EXTRACTED RECORDS:
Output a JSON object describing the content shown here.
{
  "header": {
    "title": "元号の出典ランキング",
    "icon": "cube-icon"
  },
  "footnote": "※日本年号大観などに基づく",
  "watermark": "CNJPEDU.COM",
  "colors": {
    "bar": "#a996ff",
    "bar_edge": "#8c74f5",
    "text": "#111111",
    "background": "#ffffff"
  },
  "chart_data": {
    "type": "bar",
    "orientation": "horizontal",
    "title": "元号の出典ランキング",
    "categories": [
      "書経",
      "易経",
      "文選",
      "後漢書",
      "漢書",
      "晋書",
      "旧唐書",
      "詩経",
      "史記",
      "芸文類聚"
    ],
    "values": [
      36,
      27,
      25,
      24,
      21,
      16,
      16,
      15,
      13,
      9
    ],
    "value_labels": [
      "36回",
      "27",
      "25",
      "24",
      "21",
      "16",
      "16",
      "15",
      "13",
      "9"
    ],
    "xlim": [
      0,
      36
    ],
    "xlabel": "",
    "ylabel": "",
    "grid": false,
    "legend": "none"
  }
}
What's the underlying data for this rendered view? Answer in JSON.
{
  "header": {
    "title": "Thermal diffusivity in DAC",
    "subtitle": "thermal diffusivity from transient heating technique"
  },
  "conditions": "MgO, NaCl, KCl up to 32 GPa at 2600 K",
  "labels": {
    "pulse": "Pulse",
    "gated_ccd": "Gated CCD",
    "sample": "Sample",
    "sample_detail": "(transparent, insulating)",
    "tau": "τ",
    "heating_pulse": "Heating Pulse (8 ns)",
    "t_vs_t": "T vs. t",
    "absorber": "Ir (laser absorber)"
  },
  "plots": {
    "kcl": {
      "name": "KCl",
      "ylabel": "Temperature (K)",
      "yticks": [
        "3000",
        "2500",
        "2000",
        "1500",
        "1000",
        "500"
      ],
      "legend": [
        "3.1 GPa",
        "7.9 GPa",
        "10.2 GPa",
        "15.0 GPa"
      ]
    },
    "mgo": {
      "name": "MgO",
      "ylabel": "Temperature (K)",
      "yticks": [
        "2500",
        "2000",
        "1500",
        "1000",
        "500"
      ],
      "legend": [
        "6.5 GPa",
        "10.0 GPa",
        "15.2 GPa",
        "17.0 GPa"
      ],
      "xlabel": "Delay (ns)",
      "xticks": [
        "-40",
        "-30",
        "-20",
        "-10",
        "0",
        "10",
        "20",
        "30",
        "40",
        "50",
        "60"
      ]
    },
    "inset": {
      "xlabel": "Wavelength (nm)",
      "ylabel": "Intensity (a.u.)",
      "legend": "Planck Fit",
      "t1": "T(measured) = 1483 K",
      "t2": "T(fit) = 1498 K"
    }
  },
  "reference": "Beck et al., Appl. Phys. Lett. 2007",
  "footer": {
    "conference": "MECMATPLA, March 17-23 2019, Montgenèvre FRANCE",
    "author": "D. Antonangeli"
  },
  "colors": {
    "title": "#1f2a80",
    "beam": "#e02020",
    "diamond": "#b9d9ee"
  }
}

JOB: Take each line of the material that contains the word "xlabel" and list it.

THE COMPLETED TASK:
    "xlabel": "",
      "xlabel": "Delay (ns)",
      "xlabel": "Wavelength (nm)",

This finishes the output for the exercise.